## Begin

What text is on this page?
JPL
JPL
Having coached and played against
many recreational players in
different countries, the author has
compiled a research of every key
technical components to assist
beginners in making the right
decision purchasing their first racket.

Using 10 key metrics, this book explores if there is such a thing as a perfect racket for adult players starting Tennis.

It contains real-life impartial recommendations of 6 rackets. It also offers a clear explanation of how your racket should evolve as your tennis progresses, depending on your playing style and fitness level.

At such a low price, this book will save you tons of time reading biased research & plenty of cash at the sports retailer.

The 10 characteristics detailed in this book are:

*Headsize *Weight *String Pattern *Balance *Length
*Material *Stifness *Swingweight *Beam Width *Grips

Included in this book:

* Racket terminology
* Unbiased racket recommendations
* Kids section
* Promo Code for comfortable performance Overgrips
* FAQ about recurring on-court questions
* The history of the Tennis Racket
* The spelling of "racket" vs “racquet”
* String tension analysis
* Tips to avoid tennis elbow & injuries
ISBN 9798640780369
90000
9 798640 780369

## End

== Work required ==
Exactly how many lines contain "String"? State the number and nothing else.

== Result ==
2